What you need to do: Retype all of the listing exactly, passing over any picture you find.

Data provided:
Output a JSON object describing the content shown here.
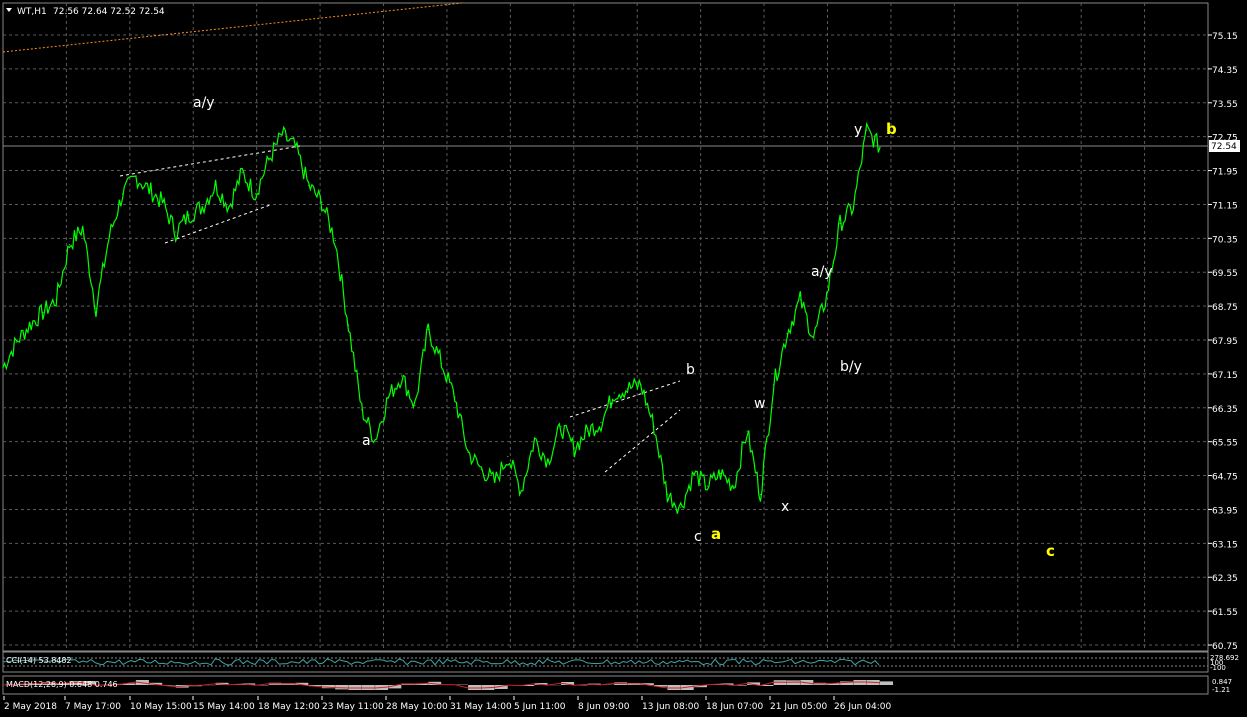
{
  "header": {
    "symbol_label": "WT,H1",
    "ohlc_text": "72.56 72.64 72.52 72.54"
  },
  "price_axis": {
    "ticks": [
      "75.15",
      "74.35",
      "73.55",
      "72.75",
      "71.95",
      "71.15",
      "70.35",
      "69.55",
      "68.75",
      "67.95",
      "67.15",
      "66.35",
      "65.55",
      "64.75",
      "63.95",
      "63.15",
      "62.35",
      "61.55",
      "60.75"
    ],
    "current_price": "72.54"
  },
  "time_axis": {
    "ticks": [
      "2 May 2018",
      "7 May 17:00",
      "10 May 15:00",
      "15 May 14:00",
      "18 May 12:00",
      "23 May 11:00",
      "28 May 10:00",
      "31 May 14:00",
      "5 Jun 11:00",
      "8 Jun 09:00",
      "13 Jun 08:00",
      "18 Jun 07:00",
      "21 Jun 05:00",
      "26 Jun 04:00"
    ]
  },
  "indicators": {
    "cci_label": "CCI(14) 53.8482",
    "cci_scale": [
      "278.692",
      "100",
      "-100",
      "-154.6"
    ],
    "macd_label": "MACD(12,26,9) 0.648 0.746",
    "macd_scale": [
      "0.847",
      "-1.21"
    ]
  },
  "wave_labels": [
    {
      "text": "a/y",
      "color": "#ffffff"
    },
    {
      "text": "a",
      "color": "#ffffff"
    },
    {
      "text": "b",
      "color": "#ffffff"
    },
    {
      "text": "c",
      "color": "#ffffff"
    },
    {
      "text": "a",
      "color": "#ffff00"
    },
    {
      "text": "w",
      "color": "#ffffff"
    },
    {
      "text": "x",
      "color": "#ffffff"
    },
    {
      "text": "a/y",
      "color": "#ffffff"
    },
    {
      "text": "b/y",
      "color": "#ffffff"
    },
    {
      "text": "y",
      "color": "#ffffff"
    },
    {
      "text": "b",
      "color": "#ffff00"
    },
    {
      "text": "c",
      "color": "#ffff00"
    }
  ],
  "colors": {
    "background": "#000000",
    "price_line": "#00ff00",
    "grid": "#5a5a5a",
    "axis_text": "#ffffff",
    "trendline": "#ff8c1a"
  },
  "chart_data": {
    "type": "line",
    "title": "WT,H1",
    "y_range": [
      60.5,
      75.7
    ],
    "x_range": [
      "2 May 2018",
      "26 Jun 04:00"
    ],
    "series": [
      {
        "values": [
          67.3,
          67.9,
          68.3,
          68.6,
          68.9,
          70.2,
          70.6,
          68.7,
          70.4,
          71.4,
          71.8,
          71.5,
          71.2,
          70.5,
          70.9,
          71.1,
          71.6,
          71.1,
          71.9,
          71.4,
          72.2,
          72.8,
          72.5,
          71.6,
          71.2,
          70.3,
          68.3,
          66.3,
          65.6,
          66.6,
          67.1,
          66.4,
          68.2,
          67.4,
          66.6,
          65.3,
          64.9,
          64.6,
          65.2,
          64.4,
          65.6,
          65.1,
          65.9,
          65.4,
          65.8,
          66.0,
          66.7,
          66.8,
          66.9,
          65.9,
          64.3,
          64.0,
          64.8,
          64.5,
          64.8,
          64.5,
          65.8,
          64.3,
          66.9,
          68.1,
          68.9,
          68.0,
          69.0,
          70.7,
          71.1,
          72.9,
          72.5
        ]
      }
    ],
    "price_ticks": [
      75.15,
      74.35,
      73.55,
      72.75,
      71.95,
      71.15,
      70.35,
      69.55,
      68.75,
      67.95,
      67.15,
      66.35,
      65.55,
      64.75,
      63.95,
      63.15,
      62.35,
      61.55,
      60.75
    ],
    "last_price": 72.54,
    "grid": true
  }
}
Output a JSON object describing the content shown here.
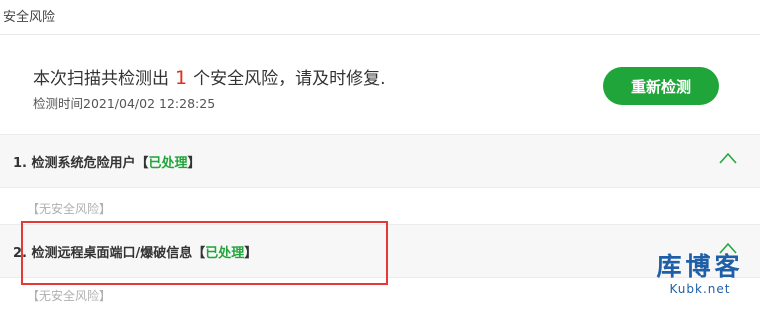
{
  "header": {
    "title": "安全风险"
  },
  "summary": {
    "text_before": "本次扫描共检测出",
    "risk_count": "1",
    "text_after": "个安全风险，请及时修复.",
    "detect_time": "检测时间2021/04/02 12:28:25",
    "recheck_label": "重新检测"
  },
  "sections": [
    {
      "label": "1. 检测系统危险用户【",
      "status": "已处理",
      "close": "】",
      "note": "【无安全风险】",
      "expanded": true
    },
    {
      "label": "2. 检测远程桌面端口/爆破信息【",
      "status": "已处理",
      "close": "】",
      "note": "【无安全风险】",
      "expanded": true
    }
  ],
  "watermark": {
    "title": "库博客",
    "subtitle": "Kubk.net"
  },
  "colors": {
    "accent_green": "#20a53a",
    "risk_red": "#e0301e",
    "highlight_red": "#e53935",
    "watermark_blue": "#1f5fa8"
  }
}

Finished exercise:
Output a JSON object describing the content shown here.
{
  "header": {
    "symbol_label": "WT,H1",
    "ohlc_text": "72.56 72.64 72.52 72.54"
  },
  "price_axis": {
    "ticks": [
      "75.15",
      "74.35",
      "73.55",
      "72.75",
      "71.95",
      "71.15",
      "70.35",
      "69.55",
      "68.75",
      "67.95",
      "67.15",
      "66.35",
      "65.55",
      "64.75",
      "63.95",
      "63.15",
      "62.35",
      "61.55",
      "60.75"
    ],
    "current_price": "72.54"
  },
  "time_axis": {
    "ticks": [
      "2 May 2018",
      "7 May 17:00",
      "10 May 15:00",
      "15 May 14:00",
      "18 May 12:00",
      "23 May 11:00",
      "28 May 10:00",
      "31 May 14:00",
      "5 Jun 11:00",
      "8 Jun 09:00",
      "13 Jun 08:00",
      "18 Jun 07:00",
      "21 Jun 05:00",
      "26 Jun 04:00"
    ]
  },
  "indicators": {
    "cci_label": "CCI(14) 53.8482",
    "cci_scale": [
      "278.692",
      "100",
      "-100",
      "-154.6"
    ],
    "macd_label": "MACD(12,26,9) 0.648 0.746",
    "macd_scale": [
      "0.847",
      "-1.21"
    ]
  },
  "wave_labels": [
    {
      "text": "a/y",
      "color": "#ffffff"
    },
    {
      "text": "a",
      "color": "#ffffff"
    },
    {
      "text": "b",
      "color": "#ffffff"
    },
    {
      "text": "c",
      "color": "#ffffff"
    },
    {
      "text": "a",
      "color": "#ffff00"
    },
    {
      "text": "w",
      "color": "#ffffff"
    },
    {
      "text": "x",
      "color": "#ffffff"
    },
    {
      "text": "a/y",
      "color": "#ffffff"
    },
    {
      "text": "b/y",
      "color": "#ffffff"
    },
    {
      "text": "y",
      "color": "#ffffff"
    },
    {
      "text": "b",
      "color": "#ffff00"
    },
    {
      "text": "c",
      "color": "#ffff00"
    }
  ],
  "colors": {
    "background": "#000000",
    "price_line": "#00ff00",
    "grid": "#5a5a5a",
    "axis_text": "#ffffff",
    "trendline": "#ff8c1a"
  },
  "chart_data": {
    "type": "line",
    "title": "WT,H1",
    "y_range": [
      60.5,
      75.7
    ],
    "x_range": [
      "2 May 2018",
      "26 Jun 04:00"
    ],
    "series": [
      {
        "values": [
          67.3,
          67.9,
          68.3,
          68.6,
          68.9,
          70.2,
          70.6,
          68.7,
          70.4,
          71.4,
          71.8,
          71.5,
          71.2,
          70.5,
          70.9,
          71.1,
          71.6,
          71.1,
          71.9,
          71.4,
          72.2,
          72.8,
          72.5,
          71.6,
          71.2,
          70.3,
          68.3,
          66.3,
          65.6,
          66.6,
          67.1,
          66.4,
          68.2,
          67.4,
          66.6,
          65.3,
          64.9,
          64.6,
          65.2,
          64.4,
          65.6,
          65.1,
          65.9,
          65.4,
          65.8,
          66.0,
          66.7,
          66.8,
          66.9,
          65.9,
          64.3,
          64.0,
          64.8,
          64.5,
          64.8,
          64.5,
          65.8,
          64.3,
          66.9,
          68.1,
          68.9,
          68.0,
          69.0,
          70.7,
          71.1,
          72.9,
          72.5
        ]
      }
    ],
    "price_ticks": [
      75.15,
      74.35,
      73.55,
      72.75,
      71.95,
      71.15,
      70.35,
      69.55,
      68.75,
      67.95,
      67.15,
      66.35,
      65.55,
      64.75,
      63.95,
      63.15,
      62.35,
      61.55,
      60.75
    ],
    "last_price": 72.54,
    "grid": true
  }
}
Output a JSON object describing the content shown here.
{
  "header": {
    "title": "安全风险"
  },
  "summary": {
    "text_before": "本次扫描共检测出",
    "risk_count": "1",
    "text_after": "个安全风险，请及时修复.",
    "detect_time": "检测时间2021/04/02 12:28:25",
    "recheck_label": "重新检测"
  },
  "sections": [
    {
      "label": "1. 检测系统危险用户【",
      "status": "已处理",
      "close": "】",
      "note": "【无安全风险】",
      "expanded": true
    },
    {
      "label": "2. 检测远程桌面端口/爆破信息【",
      "status": "已处理",
      "close": "】",
      "note": "【无安全风险】",
      "expanded": true
    }
  ],
  "watermark": {
    "title": "库博客",
    "subtitle": "Kubk.net"
  },
  "colors": {
    "accent_green": "#20a53a",
    "risk_red": "#e0301e",
    "highlight_red": "#e53935",
    "watermark_blue": "#1f5fa8"
  }
}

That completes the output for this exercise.